- TASK TO CARRY OUT
All lines holding the string "Deactivate" are to be shown.

- MATERIAL FOR THIS TASK
################

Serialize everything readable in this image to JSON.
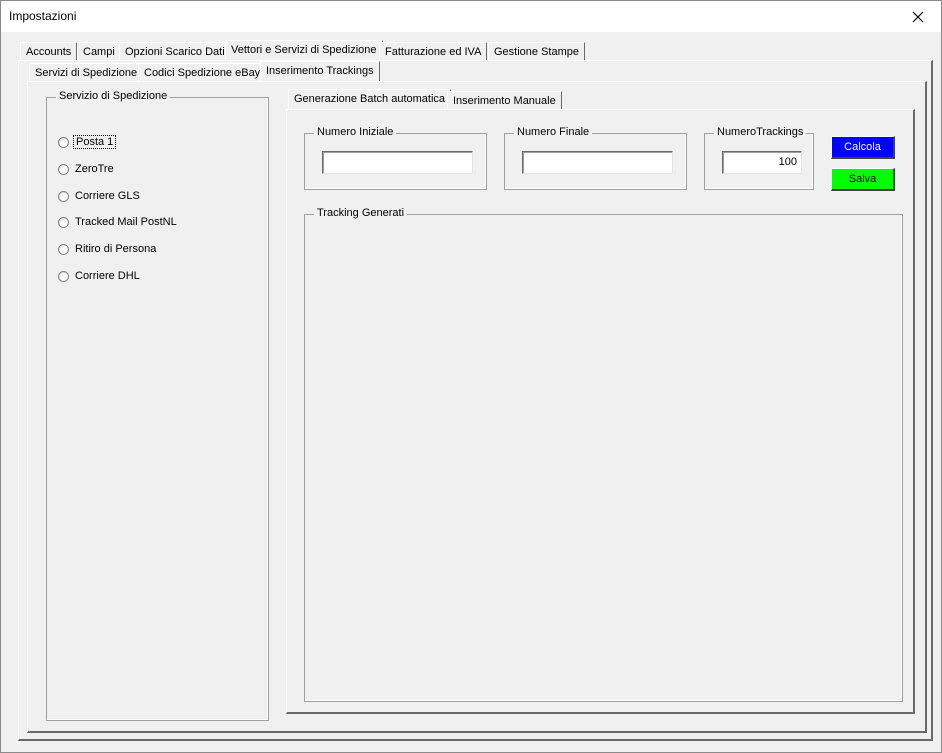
{
  "window": {
    "title": "Impostazioni"
  },
  "main_tabs": [
    {
      "label": "Accounts"
    },
    {
      "label": "Campi"
    },
    {
      "label": "Opzioni Scarico Dati"
    },
    {
      "label": "Vettori e Servizi di Spedizione"
    },
    {
      "label": "Fatturazione ed IVA"
    },
    {
      "label": "Gestione Stampe"
    }
  ],
  "sub_tabs": [
    {
      "label": "Servizi di Spedizione"
    },
    {
      "label": "Codici Spedizione eBay"
    },
    {
      "label": "Inserimento Trackings"
    }
  ],
  "service_group": {
    "caption": "Servizio di Spedizione",
    "options": [
      {
        "label": "Posta 1"
      },
      {
        "label": "ZeroTre"
      },
      {
        "label": "Corriere GLS"
      },
      {
        "label": "Tracked Mail PostNL"
      },
      {
        "label": "Ritiro di Persona"
      },
      {
        "label": "Corriere DHL"
      }
    ]
  },
  "inner_tabs": [
    {
      "label": "Generazione Batch automatica"
    },
    {
      "label": "Inserimento Manuale"
    }
  ],
  "batch": {
    "start_caption": "Numero Iniziale",
    "start_value": "",
    "end_caption": "Numero Finale",
    "end_value": "",
    "count_caption": "NumeroTrackings",
    "count_value": "100",
    "calc_label": "Calcola",
    "save_label": "Salva",
    "generated_caption": "Tracking Generati"
  },
  "colors": {
    "calc_button": "#0000ff",
    "save_button": "#00ff00"
  }
}
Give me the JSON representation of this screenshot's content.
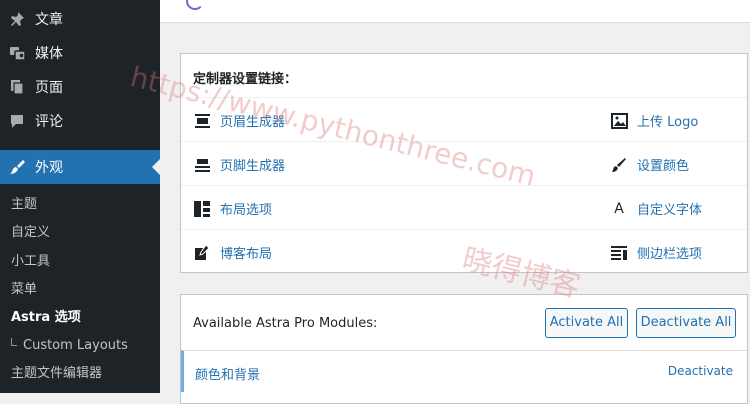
{
  "sidebar": {
    "menu": [
      {
        "label": "文章",
        "icon": "pushpin-icon"
      },
      {
        "label": "媒体",
        "icon": "media-icon"
      },
      {
        "label": "页面",
        "icon": "pages-icon"
      },
      {
        "label": "评论",
        "icon": "comments-icon"
      },
      {
        "label": "外观",
        "icon": "appearance-icon",
        "active": true
      }
    ],
    "submenu": [
      {
        "label": "主题"
      },
      {
        "label": "自定义"
      },
      {
        "label": "小工具"
      },
      {
        "label": "菜单"
      },
      {
        "label": "Astra 选项",
        "current": true
      },
      {
        "label": "Custom Layouts",
        "nested": true
      },
      {
        "label": "主题文件编辑器"
      }
    ]
  },
  "customizer": {
    "title": "定制器设置链接：",
    "links": [
      {
        "label": "页眉生成器",
        "icon": "header-builder-icon"
      },
      {
        "label": "上传 Logo",
        "icon": "image-upload-icon"
      },
      {
        "label": "页脚生成器",
        "icon": "footer-builder-icon"
      },
      {
        "label": "设置颜色",
        "icon": "paintbrush-icon"
      },
      {
        "label": "布局选项",
        "icon": "layout-icon"
      },
      {
        "label": "自定义字体",
        "icon": "typography-icon"
      },
      {
        "label": "博客布局",
        "icon": "edit-icon"
      },
      {
        "label": "侧边栏选项",
        "icon": "sidebar-icon"
      }
    ]
  },
  "modules": {
    "title": "Available Astra Pro Modules:",
    "activate_all": "Activate All",
    "deactivate_all": "Deactivate All",
    "items": [
      {
        "name": "颜色和背景",
        "action": "Deactivate"
      }
    ]
  },
  "watermarks": [
    "https://www.pythonthree.com",
    "晓得博客"
  ],
  "colors": {
    "sidebar_bg": "#1d2327",
    "accent": "#2271b1",
    "page_bg": "#f0f0f1",
    "watermark": "#de7878"
  }
}
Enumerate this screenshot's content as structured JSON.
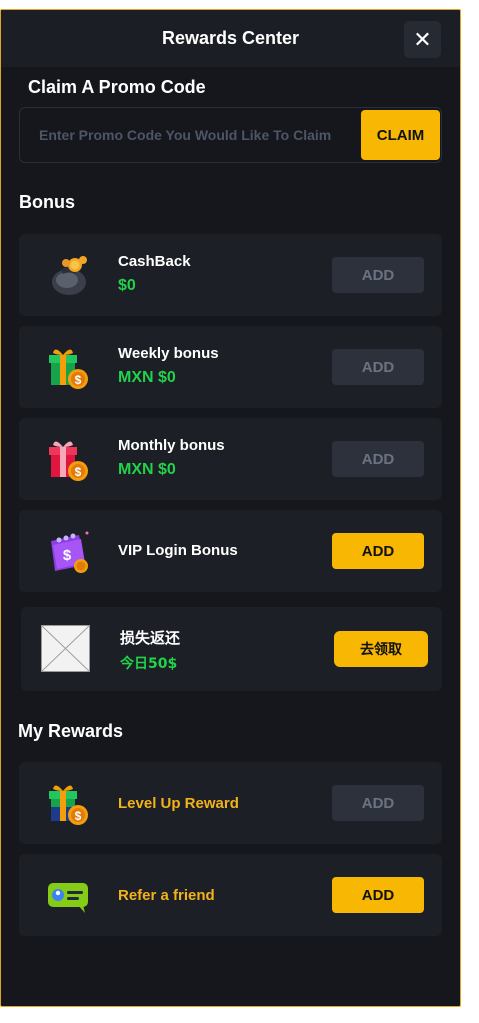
{
  "header": {
    "title": "Rewards Center",
    "close_label": "✕"
  },
  "promo": {
    "section_title": "Claim A Promo Code",
    "placeholder": "Enter Promo Code You Would Like To Claim",
    "claim_label": "CLAIM"
  },
  "bonus": {
    "section_title": "Bonus",
    "items": [
      {
        "title": "CashBack",
        "value": "$0",
        "button": "ADD",
        "button_state": "disabled",
        "icon": "money-bag-icon"
      },
      {
        "title": "Weekly bonus",
        "value": "MXN $0",
        "button": "ADD",
        "button_state": "disabled",
        "icon": "green-gift-coin-icon"
      },
      {
        "title": "Monthly bonus",
        "value": "MXN $0",
        "button": "ADD",
        "button_state": "disabled",
        "icon": "red-gift-coin-icon"
      },
      {
        "title": "VIP Login Bonus",
        "button": "ADD",
        "button_state": "active",
        "icon": "purple-wallet-icon"
      }
    ],
    "loss_rebate": {
      "title": "损失返还",
      "value": "今日50$",
      "button": "去领取",
      "icon": "broken-image-icon"
    }
  },
  "my_rewards": {
    "section_title": "My Rewards",
    "items": [
      {
        "title": "Level Up Reward",
        "button": "ADD",
        "button_state": "disabled",
        "icon": "gift-coin-icon"
      },
      {
        "title": "Refer a friend",
        "button": "ADD",
        "button_state": "active",
        "icon": "refer-card-icon"
      }
    ]
  },
  "colors": {
    "accent": "#f7b702",
    "value_green": "#22d24a",
    "panel_bg": "#15171c",
    "card_bg": "#1c1f25"
  }
}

################

- ANSWER TO THE TASK
    "deactivate_all": "Deactivate All",
        "action": "Deactivate"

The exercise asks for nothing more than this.